### WHAT THE TASK ASKS
Each line below is to be written out in full, exactly as shown.
##### SUPPLIED RECORDS
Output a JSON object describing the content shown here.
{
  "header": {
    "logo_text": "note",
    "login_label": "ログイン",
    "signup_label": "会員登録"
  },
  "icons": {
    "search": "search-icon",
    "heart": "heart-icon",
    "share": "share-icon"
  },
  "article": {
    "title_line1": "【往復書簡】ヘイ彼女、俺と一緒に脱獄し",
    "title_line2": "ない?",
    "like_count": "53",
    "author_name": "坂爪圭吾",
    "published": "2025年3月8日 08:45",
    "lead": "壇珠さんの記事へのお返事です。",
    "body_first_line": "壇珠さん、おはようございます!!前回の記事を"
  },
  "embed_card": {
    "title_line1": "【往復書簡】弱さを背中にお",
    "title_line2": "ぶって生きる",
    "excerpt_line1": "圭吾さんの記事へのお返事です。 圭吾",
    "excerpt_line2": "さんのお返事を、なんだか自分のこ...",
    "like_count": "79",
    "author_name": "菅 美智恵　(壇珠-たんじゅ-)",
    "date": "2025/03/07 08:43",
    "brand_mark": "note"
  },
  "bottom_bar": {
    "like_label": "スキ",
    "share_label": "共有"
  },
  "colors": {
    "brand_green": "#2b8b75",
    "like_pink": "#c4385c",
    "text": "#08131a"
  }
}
##########
### WORKED SOLUTION
Output a JSON object describing the content shown here.
{
  "header": {
    "logo_text": "note",
    "login_label": "ログイン",
    "signup_label": "会員登録"
  },
  "icons": {
    "search": "search-icon",
    "heart": "heart-icon",
    "share": "share-icon"
  },
  "article": {
    "title_line1": "【往復書簡】ヘイ彼女、俺と一緒に脱獄し",
    "title_line2": "ない?",
    "like_count": "53",
    "author_name": "坂爪圭吾",
    "published": "2025年3月8日 08:45",
    "lead": "壇珠さんの記事へのお返事です。",
    "body_first_line": "壇珠さん、おはようございます!!前回の記事を"
  },
  "embed_card": {
    "title_line1": "【往復書簡】弱さを背中にお",
    "title_line2": "ぶって生きる",
    "excerpt_line1": "圭吾さんの記事へのお返事です。 圭吾",
    "excerpt_line2": "さんのお返事を、なんだか自分のこ...",
    "like_count": "79",
    "author_name": "菅 美智恵　(壇珠-たんじゅ-)",
    "date": "2025/03/07 08:43",
    "brand_mark": "note"
  },
  "bottom_bar": {
    "like_label": "スキ",
    "share_label": "共有"
  },
  "colors": {
    "brand_green": "#2b8b75",
    "like_pink": "#c4385c",
    "text": "#08131a"
  }
}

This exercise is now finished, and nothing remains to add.